REQUIRED WORK -
Copy out all lines of the records in which the word "Frequencies" appears.

Records that describe figures -
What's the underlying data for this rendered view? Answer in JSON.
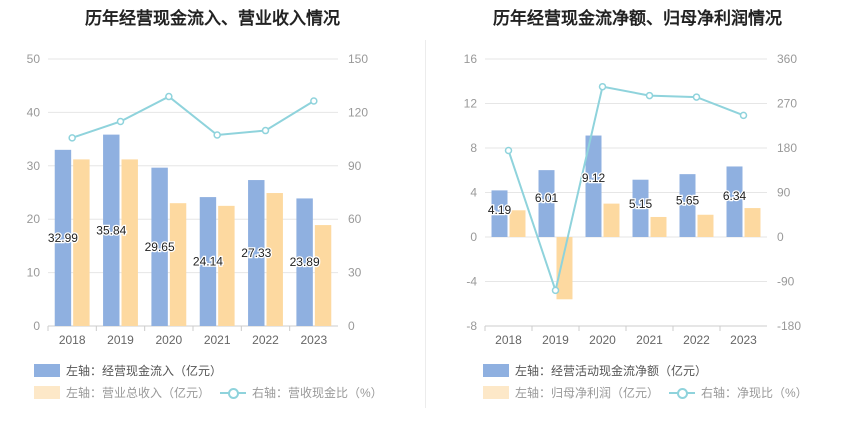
{
  "chart_data": [
    {
      "type": "bar",
      "title": "历年经营现金流入、营业收入情况",
      "categories": [
        "2018",
        "2019",
        "2020",
        "2021",
        "2022",
        "2023"
      ],
      "left_axis": {
        "ylim": [
          0,
          50
        ],
        "ticks": [
          "0",
          "10",
          "20",
          "30",
          "40",
          "50"
        ]
      },
      "right_axis": {
        "ylim": [
          0,
          150
        ],
        "ticks": [
          "0",
          "30",
          "60",
          "90",
          "120",
          "150"
        ]
      },
      "series": [
        {
          "name": "左轴：经营现金流入（亿元）",
          "type": "bar",
          "axis": "left",
          "color": "#8fb0e0",
          "values": [
            32.99,
            35.84,
            29.65,
            24.14,
            27.33,
            23.89
          ],
          "labels": [
            "32.99",
            "35.84",
            "29.65",
            "24.14",
            "27.33",
            "23.89"
          ]
        },
        {
          "name": "左轴：营业总收入（亿元）",
          "type": "bar",
          "axis": "left",
          "color": "#fdd9a0",
          "values": [
            31.2,
            31.2,
            23.0,
            22.5,
            24.9,
            18.9
          ]
        },
        {
          "name": "右轴：营收现金比（%）",
          "type": "line",
          "axis": "right",
          "color": "#8fd3dc",
          "values": [
            105.7,
            114.9,
            128.9,
            107.3,
            109.8,
            126.4
          ]
        }
      ]
    },
    {
      "type": "bar",
      "title": "历年经营现金流净额、归母净利润情况",
      "categories": [
        "2018",
        "2019",
        "2020",
        "2021",
        "2022",
        "2023"
      ],
      "left_axis": {
        "ylim": [
          -8,
          16
        ],
        "ticks": [
          "-8",
          "-4",
          "0",
          "4",
          "8",
          "12",
          "16"
        ]
      },
      "right_axis": {
        "ylim": [
          -180,
          360
        ],
        "ticks": [
          "-180",
          "-90",
          "0",
          "90",
          "180",
          "270",
          "360"
        ]
      },
      "series": [
        {
          "name": "左轴：经营活动现金流净额（亿元）",
          "type": "bar",
          "axis": "left",
          "color": "#8fb0e0",
          "values": [
            4.19,
            6.01,
            9.12,
            5.15,
            5.65,
            6.34
          ],
          "labels": [
            "4.19",
            "6.01",
            "9.12",
            "5.15",
            "5.65",
            "6.34"
          ]
        },
        {
          "name": "左轴：归母净利润（亿元）",
          "type": "bar",
          "axis": "left",
          "color": "#fdd9a0",
          "values": [
            2.4,
            -5.6,
            3.0,
            1.8,
            2.0,
            2.6
          ]
        },
        {
          "name": "右轴：净现比（%）",
          "type": "line",
          "axis": "right",
          "color": "#8fd3dc",
          "values": [
            175,
            -108,
            304,
            286,
            283,
            246
          ]
        }
      ]
    }
  ]
}
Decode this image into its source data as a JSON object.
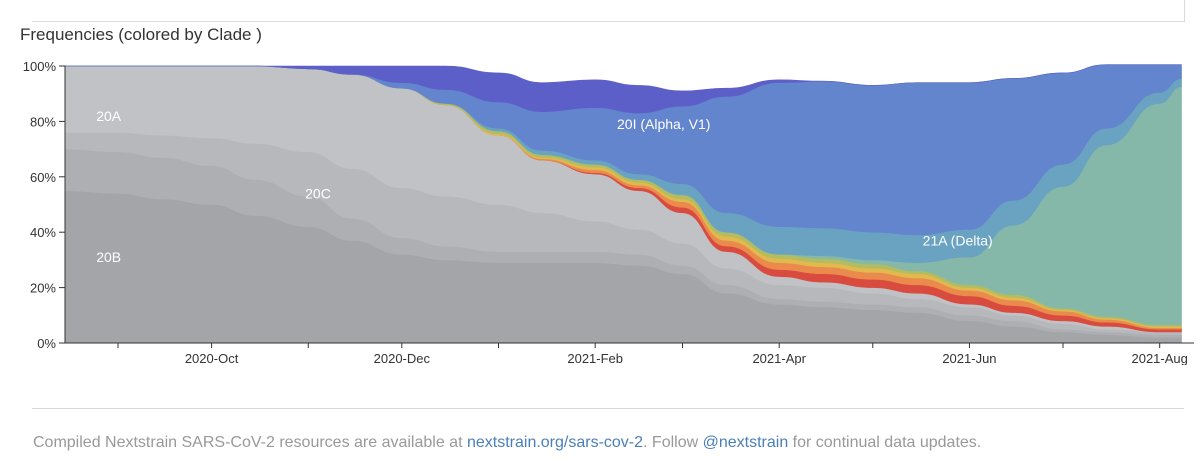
{
  "header": {
    "title": "Frequencies (colored by Clade )"
  },
  "footer": {
    "prefix": "Compiled Nextstrain SARS-CoV-2 resources are available at ",
    "link1": "nextstrain.org/sars-cov-2",
    "middle": ". Follow ",
    "link2": "@nextstrain",
    "suffix": " for continual data updates."
  },
  "chart_data": {
    "type": "area",
    "stacked": true,
    "title": "Frequencies (colored by Clade )",
    "xlabel": "",
    "ylabel": "",
    "ylim": [
      0,
      100
    ],
    "y_ticks": [
      "0%",
      "20%",
      "40%",
      "60%",
      "80%",
      "100%"
    ],
    "x_ticks": [
      "2020-Oct",
      "2020-Dec",
      "2021-Feb",
      "2021-Apr",
      "2021-Jun",
      "2021-Aug"
    ],
    "xlim": [
      "2020-08-15",
      "2021-08-12"
    ],
    "x": [
      "2020-08-15",
      "2020-09-01",
      "2020-09-15",
      "2020-10-01",
      "2020-10-15",
      "2020-11-01",
      "2020-11-15",
      "2020-12-01",
      "2020-12-15",
      "2021-01-01",
      "2021-01-15",
      "2021-02-01",
      "2021-02-15",
      "2021-03-01",
      "2021-03-15",
      "2021-04-01",
      "2021-04-15",
      "2021-05-01",
      "2021-05-15",
      "2021-06-01",
      "2021-06-15",
      "2021-07-01",
      "2021-07-15",
      "2021-08-01",
      "2021-08-08"
    ],
    "series": [
      {
        "name": "20B",
        "color": "#a3a5a8",
        "values": [
          55,
          54,
          52,
          50,
          46,
          42,
          37,
          32,
          30,
          29,
          29,
          29,
          28,
          25,
          18,
          14,
          13,
          12,
          11,
          8,
          6,
          4,
          3,
          2,
          2
        ]
      },
      {
        "name": "",
        "color": "#adafb2",
        "values": [
          15,
          15,
          15,
          14,
          13,
          11,
          8,
          6,
          5,
          4,
          4,
          4,
          4,
          3,
          3,
          2,
          2,
          2,
          2,
          2,
          2,
          1,
          1,
          1,
          1
        ]
      },
      {
        "name": "20C",
        "color": "#b6b8bb",
        "values": [
          6,
          7,
          8,
          10,
          13,
          16,
          18,
          18,
          18,
          17,
          14,
          11,
          9,
          8,
          6,
          5,
          5,
          4,
          3,
          3,
          2,
          2,
          1,
          1,
          1
        ]
      },
      {
        "name": "20A",
        "color": "#c0c2c5",
        "values": [
          24,
          24,
          25,
          26,
          28,
          30,
          34,
          36,
          33,
          25,
          19,
          17,
          14,
          11,
          6,
          3,
          2,
          2,
          2,
          1,
          1,
          1,
          1,
          0,
          0
        ]
      },
      {
        "name": "",
        "color": "#d94b3e",
        "values": [
          0,
          0,
          0,
          0,
          0,
          0,
          0,
          0,
          0,
          0,
          0,
          0.5,
          1,
          2,
          2,
          2.5,
          3,
          3,
          3,
          3,
          2.5,
          2,
          1.5,
          1,
          1
        ]
      },
      {
        "name": "",
        "color": "#ea8a4c",
        "values": [
          0,
          0,
          0,
          0,
          0,
          0,
          0,
          0,
          0,
          0,
          0.5,
          1,
          1,
          2,
          2,
          2.5,
          2.5,
          2.5,
          2.5,
          2,
          2,
          1.5,
          1,
          0.5,
          0.5
        ]
      },
      {
        "name": "",
        "color": "#e1b94f",
        "values": [
          0,
          0,
          0,
          0,
          0,
          0,
          0,
          0,
          0,
          0.5,
          0.5,
          1,
          1,
          1,
          1.5,
          1.5,
          1.5,
          1.5,
          1.5,
          1,
          1,
          0.5,
          0.5,
          0.5,
          0.5
        ]
      },
      {
        "name": "",
        "color": "#b3bd60",
        "values": [
          0,
          0,
          0,
          0,
          0,
          0,
          0,
          0,
          0.5,
          1,
          1,
          1,
          1,
          1.5,
          1.5,
          1.5,
          1.5,
          1.5,
          1,
          1,
          1,
          0.5,
          0.5,
          0.5,
          0.5
        ]
      },
      {
        "name": "21A (Delta)",
        "color": "#86b8a9",
        "values": [
          0,
          0,
          0,
          0,
          0,
          0,
          0,
          0,
          0,
          0,
          0,
          0,
          0,
          0,
          0,
          0,
          1,
          1.5,
          3,
          10,
          25,
          44,
          62,
          80,
          86
        ]
      },
      {
        "name": "",
        "color": "#6aa3c2",
        "values": [
          0,
          0,
          0,
          0,
          0,
          0,
          0,
          0,
          0,
          1,
          1.5,
          1.5,
          2,
          4,
          7,
          10,
          10,
          10,
          10,
          10,
          9,
          8,
          6,
          4,
          3
        ]
      },
      {
        "name": "20I (Alpha, V1)",
        "color": "#6385cd",
        "values": [
          0,
          0,
          0,
          0,
          0,
          0,
          0,
          2,
          5,
          9.5,
          14,
          19,
          22,
          28,
          42,
          52,
          53,
          53,
          55,
          53,
          44,
          33,
          23,
          10,
          5
        ]
      },
      {
        "name": "",
        "color": "#5d5fc9",
        "values": [
          0,
          0,
          0,
          0,
          0,
          1,
          3,
          6,
          8.5,
          10.5,
          10.5,
          10,
          10,
          5.5,
          3,
          1,
          0,
          0,
          0,
          0,
          0,
          0,
          0,
          0,
          0
        ]
      }
    ],
    "labels": [
      {
        "text": "20A",
        "x": "2020-08-25",
        "y": 82
      },
      {
        "text": "20C",
        "x": "2020-10-31",
        "y": 54
      },
      {
        "text": "20B",
        "x": "2020-08-25",
        "y": 31
      },
      {
        "text": "20I (Alpha, V1)",
        "x": "2021-02-08",
        "y": 79
      },
      {
        "text": "21A (Delta)",
        "x": "2021-05-17",
        "y": 37
      }
    ]
  }
}
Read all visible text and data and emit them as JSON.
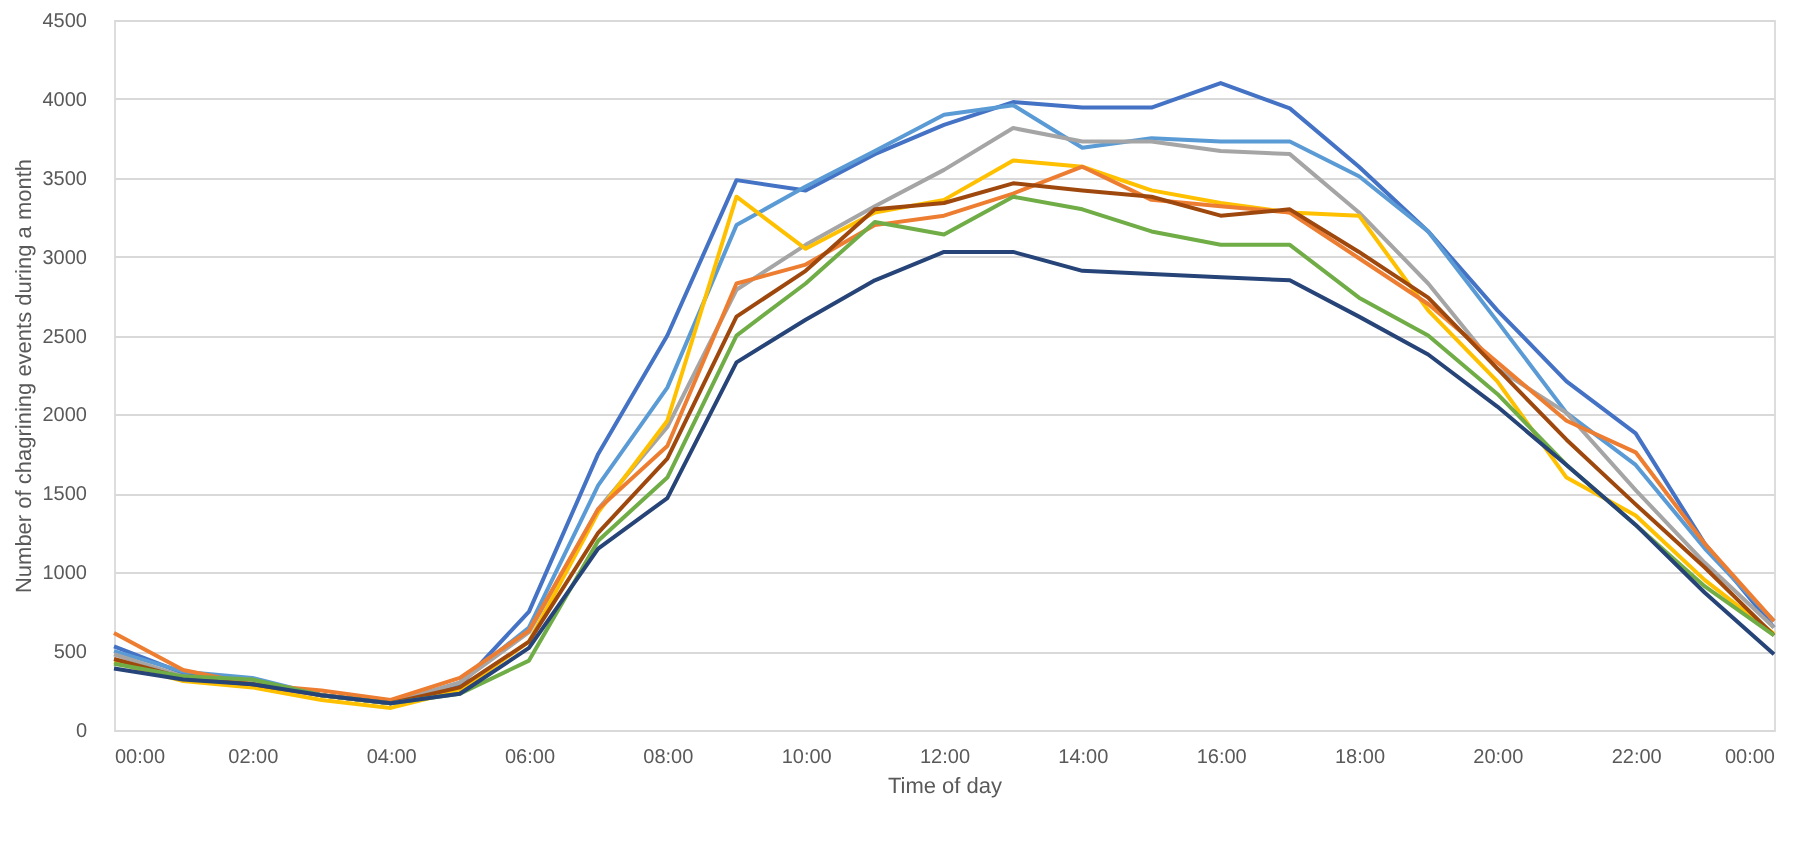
{
  "chart_data": {
    "type": "line",
    "xlabel": "Time of day",
    "ylabel": "Number of chagrining events during a month",
    "x": [
      0,
      1,
      2,
      3,
      4,
      5,
      6,
      7,
      8,
      9,
      10,
      11,
      12,
      13,
      14,
      15,
      16,
      17,
      18,
      19,
      20,
      21,
      22,
      23,
      24
    ],
    "xlim": [
      0,
      24
    ],
    "xticks": [
      {
        "value": 0,
        "label": "00:00"
      },
      {
        "value": 2,
        "label": "02:00"
      },
      {
        "value": 4,
        "label": "04:00"
      },
      {
        "value": 6,
        "label": "06:00"
      },
      {
        "value": 8,
        "label": "08:00"
      },
      {
        "value": 10,
        "label": "10:00"
      },
      {
        "value": 12,
        "label": "12:00"
      },
      {
        "value": 14,
        "label": "14:00"
      },
      {
        "value": 16,
        "label": "16:00"
      },
      {
        "value": 18,
        "label": "18:00"
      },
      {
        "value": 20,
        "label": "20:00"
      },
      {
        "value": 22,
        "label": "22:00"
      },
      {
        "value": 24,
        "label": "00:00"
      }
    ],
    "ylim": [
      0,
      4500
    ],
    "yticks": [
      0,
      500,
      1000,
      1500,
      2000,
      2500,
      3000,
      3500,
      4000,
      4500
    ],
    "grid": "y",
    "line_style": "solid",
    "series": [
      {
        "color": "#4472c4",
        "values": [
          530,
          360,
          310,
          220,
          170,
          280,
          750,
          1750,
          2500,
          3485,
          3420,
          3650,
          3835,
          3980,
          3945,
          3945,
          4100,
          3940,
          3570,
          3160,
          2660,
          2210,
          1880,
          1180,
          650
        ]
      },
      {
        "color": "#5b9bd5",
        "values": [
          500,
          370,
          330,
          220,
          170,
          300,
          650,
          1550,
          2170,
          3200,
          3445,
          3670,
          3900,
          3960,
          3690,
          3750,
          3730,
          3730,
          3510,
          3160,
          2590,
          2010,
          1680,
          1150,
          690
        ]
      },
      {
        "color": "#a5a5a5",
        "values": [
          480,
          340,
          300,
          220,
          170,
          300,
          620,
          1400,
          1920,
          2790,
          3075,
          3320,
          3550,
          3815,
          3730,
          3730,
          3670,
          3650,
          3280,
          2830,
          2290,
          2010,
          1520,
          1060,
          650
        ]
      },
      {
        "color": "#ffc000",
        "values": [
          430,
          310,
          270,
          190,
          140,
          250,
          560,
          1380,
          1960,
          3380,
          3050,
          3280,
          3360,
          3610,
          3570,
          3420,
          3340,
          3280,
          3260,
          2660,
          2210,
          1600,
          1360,
          950,
          610
        ]
      },
      {
        "color": "#ed7d31",
        "values": [
          615,
          380,
          290,
          250,
          190,
          330,
          630,
          1400,
          1800,
          2830,
          2950,
          3200,
          3260,
          3400,
          3570,
          3360,
          3320,
          3280,
          2990,
          2700,
          2330,
          1960,
          1760,
          1180,
          690
        ]
      },
      {
        "color": "#9e480e",
        "values": [
          450,
          330,
          290,
          220,
          170,
          270,
          560,
          1250,
          1720,
          2620,
          2910,
          3300,
          3340,
          3465,
          3420,
          3380,
          3260,
          3300,
          3030,
          2740,
          2290,
          1840,
          1430,
          1030,
          600
        ]
      },
      {
        "color": "#70ad47",
        "values": [
          420,
          340,
          320,
          220,
          170,
          230,
          440,
          1200,
          1600,
          2500,
          2830,
          3220,
          3140,
          3380,
          3300,
          3160,
          3075,
          3075,
          2740,
          2500,
          2130,
          1680,
          1300,
          910,
          600
        ]
      },
      {
        "color": "#264478",
        "values": [
          390,
          320,
          290,
          220,
          170,
          230,
          520,
          1150,
          1470,
          2330,
          2600,
          2850,
          3030,
          3030,
          2910,
          2890,
          2870,
          2850,
          2620,
          2380,
          2050,
          1680,
          1300,
          870,
          480
        ]
      }
    ]
  }
}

TASK RESPONSE -
    "title": "Frequencies (colored by Clade )"
    "title": "Frequencies (colored by Clade )",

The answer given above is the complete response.